**GIVEN INSTRUCTION:** Repeat every record below exactly as it appears.

**MATERIAL FOR THIS TASK:**
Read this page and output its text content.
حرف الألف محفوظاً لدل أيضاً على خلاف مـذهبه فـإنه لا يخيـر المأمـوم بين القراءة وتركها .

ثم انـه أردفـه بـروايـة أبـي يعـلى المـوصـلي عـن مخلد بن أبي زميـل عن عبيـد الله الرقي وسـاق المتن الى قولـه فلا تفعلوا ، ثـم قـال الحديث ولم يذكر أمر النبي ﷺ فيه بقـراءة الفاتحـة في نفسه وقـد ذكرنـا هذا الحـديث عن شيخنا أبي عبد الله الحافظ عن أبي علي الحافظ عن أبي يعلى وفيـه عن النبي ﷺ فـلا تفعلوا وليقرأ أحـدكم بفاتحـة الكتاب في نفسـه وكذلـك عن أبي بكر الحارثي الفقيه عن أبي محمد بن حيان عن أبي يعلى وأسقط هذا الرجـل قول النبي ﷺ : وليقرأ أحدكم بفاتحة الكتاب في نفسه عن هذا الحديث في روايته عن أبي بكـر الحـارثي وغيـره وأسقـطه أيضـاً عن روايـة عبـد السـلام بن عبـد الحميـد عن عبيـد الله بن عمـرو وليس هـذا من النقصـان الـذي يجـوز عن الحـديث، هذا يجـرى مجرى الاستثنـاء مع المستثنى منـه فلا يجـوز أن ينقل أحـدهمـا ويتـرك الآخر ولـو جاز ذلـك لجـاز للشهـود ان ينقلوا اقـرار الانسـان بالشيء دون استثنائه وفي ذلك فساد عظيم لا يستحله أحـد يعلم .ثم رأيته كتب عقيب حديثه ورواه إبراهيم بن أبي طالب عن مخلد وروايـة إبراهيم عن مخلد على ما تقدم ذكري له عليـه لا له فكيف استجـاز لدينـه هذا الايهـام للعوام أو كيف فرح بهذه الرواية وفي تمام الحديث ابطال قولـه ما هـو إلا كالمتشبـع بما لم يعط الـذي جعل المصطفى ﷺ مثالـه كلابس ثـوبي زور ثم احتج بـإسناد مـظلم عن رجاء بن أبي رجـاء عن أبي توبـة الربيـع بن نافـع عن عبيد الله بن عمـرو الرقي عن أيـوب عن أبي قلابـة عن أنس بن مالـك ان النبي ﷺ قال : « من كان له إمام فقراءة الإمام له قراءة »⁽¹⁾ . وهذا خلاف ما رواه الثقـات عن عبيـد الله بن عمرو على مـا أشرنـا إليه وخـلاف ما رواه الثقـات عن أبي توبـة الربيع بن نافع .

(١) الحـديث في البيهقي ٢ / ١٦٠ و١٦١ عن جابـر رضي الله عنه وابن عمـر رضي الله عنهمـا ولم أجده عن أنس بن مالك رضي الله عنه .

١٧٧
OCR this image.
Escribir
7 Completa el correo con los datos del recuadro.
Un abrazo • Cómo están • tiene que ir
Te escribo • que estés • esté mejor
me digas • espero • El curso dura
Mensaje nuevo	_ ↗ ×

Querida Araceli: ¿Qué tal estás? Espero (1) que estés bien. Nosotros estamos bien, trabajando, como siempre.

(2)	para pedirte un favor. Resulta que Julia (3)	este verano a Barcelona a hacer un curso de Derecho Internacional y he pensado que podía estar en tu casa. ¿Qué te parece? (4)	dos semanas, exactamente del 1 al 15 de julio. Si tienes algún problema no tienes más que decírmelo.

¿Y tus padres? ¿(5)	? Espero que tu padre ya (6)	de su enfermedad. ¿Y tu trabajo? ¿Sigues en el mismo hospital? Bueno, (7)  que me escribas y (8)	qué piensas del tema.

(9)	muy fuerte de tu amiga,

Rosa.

**EXERCISE SOLUTION:**
Read this page and output its text content.
حرف الألف محفوظاً لدل أيضاً على خلاف مـذهبه فـإنه لا يخيـر المأمـوم بين القراءة وتركها .

ثم انـه أردفـه بـروايـة أبـي يعـلى المـوصـلي عـن مخلد بن أبي زميـل عن عبيـد الله الرقي وسـاق المتن الى قولـه فلا تفعلوا ، ثـم قـال الحديث ولم يذكر أمر النبي ﷺ فيه بقـراءة الفاتحـة في نفسه وقـد ذكرنـا هذا الحـديث عن شيخنا أبي عبد الله الحافظ عن أبي علي الحافظ عن أبي يعلى وفيـه عن النبي ﷺ فـلا تفعلوا وليقرأ أحـدكم بفاتحـة الكتاب في نفسـه وكذلـك عن أبي بكر الحارثي الفقيه عن أبي محمد بن حيان عن أبي يعلى وأسقط هذا الرجـل قول النبي ﷺ : وليقرأ أحدكم بفاتحة الكتاب في نفسه عن هذا الحديث في روايته عن أبي بكـر الحـارثي وغيـره وأسقـطه أيضـاً عن روايـة عبـد السـلام بن عبـد الحميـد عن عبيـد الله بن عمـرو وليس هـذا من النقصـان الـذي يجـوز عن الحـديث، هذا يجـرى مجرى الاستثنـاء مع المستثنى منـه فلا يجـوز أن ينقل أحـدهمـا ويتـرك الآخر ولـو جاز ذلـك لجـاز للشهـود ان ينقلوا اقـرار الانسـان بالشيء دون استثنائه وفي ذلك فساد عظيم لا يستحله أحـد يعلم .ثم رأيته كتب عقيب حديثه ورواه إبراهيم بن أبي طالب عن مخلد وروايـة إبراهيم عن مخلد على ما تقدم ذكري له عليـه لا له فكيف استجـاز لدينـه هذا الايهـام للعوام أو كيف فرح بهذه الرواية وفي تمام الحديث ابطال قولـه ما هـو إلا كالمتشبـع بما لم يعط الـذي جعل المصطفى ﷺ مثالـه كلابس ثـوبي زور ثم احتج بـإسناد مـظلم عن رجاء بن أبي رجـاء عن أبي توبـة الربيـع بن نافـع عن عبيد الله بن عمـرو الرقي عن أيـوب عن أبي قلابـة عن أنس بن مالـك ان النبي ﷺ قال : « من كان له إمام فقراءة الإمام له قراءة »⁽¹⁾ . وهذا خلاف ما رواه الثقـات عن عبيـد الله بن عمرو على مـا أشرنـا إليه وخـلاف ما رواه الثقـات عن أبي توبـة الربيع بن نافع .

(١) الحـديث في البيهقي ٢ / ١٦٠ و١٦١ عن جابـر رضي الله عنه وابن عمـر رضي الله عنهمـا ولم أجده عن أنس بن مالك رضي الله عنه .

١٧٧
OCR this image.
Escribir
7 Completa el correo con los datos del recuadro.
Un abrazo • Cómo están • tiene que ir
Te escribo • que estés • esté mejor
me digas • espero • El curso dura
Mensaje nuevo	_ ↗ ×

Querida Araceli: ¿Qué tal estás? Espero (1) que estés bien. Nosotros estamos bien, trabajando, como siempre.

(2)	para pedirte un favor. Resulta que Julia (3)	este verano a Barcelona a hacer un curso de Derecho Internacional y he pensado que podía estar en tu casa. ¿Qué te parece? (4)	dos semanas, exactamente del 1 al 15 de julio. Si tienes algún problema no tienes más que decírmelo.

¿Y tus padres? ¿(5)	? Espero que tu padre ya (6)	de su enfermedad. ¿Y tu trabajo? ¿Sigues en el mismo hospital? Bueno, (7)  que me escribas y (8)	qué piensas del tema.

(9)	muy fuerte de tu amiga,

Rosa.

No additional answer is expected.